__Data to use__
==============================
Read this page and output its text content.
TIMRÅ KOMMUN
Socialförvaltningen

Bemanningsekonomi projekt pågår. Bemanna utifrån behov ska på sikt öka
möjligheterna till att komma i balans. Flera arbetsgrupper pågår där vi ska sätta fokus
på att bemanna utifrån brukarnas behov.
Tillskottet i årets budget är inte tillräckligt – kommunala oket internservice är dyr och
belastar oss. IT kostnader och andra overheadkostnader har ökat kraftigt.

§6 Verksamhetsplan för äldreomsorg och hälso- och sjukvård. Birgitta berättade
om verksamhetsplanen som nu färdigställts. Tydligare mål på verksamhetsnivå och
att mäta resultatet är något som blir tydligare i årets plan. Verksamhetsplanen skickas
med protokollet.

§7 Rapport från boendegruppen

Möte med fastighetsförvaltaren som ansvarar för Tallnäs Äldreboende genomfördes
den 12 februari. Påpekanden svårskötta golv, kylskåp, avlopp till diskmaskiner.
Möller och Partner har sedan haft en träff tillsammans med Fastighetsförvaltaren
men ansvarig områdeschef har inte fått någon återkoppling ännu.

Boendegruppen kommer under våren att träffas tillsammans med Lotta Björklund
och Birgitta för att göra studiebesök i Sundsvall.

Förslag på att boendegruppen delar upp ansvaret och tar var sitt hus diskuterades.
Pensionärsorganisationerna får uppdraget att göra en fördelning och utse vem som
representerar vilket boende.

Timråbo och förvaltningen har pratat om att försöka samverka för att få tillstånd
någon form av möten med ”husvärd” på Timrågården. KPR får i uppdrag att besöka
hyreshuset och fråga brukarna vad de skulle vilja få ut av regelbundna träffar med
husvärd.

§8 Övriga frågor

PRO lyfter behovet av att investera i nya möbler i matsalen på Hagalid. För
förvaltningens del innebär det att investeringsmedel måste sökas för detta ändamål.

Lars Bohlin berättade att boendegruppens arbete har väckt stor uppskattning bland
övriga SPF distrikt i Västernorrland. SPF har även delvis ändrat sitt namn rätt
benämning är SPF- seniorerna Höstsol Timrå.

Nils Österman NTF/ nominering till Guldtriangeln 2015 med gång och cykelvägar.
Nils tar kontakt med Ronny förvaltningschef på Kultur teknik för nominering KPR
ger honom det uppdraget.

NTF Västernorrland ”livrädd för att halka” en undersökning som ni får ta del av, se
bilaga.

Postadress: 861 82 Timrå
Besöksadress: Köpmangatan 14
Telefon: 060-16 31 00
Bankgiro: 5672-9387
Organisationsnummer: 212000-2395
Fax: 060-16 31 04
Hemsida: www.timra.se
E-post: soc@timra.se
==============================
Show all lines in the entries above where the word "Västernorrland" appears.

__Result for this task__
övriga SPF distrikt i Västernorrland. SPF har även delvis ändrat sitt namn rätt
NTF Västernorrland ”livrädd för att halka” en undersökning som ni får ta del av, se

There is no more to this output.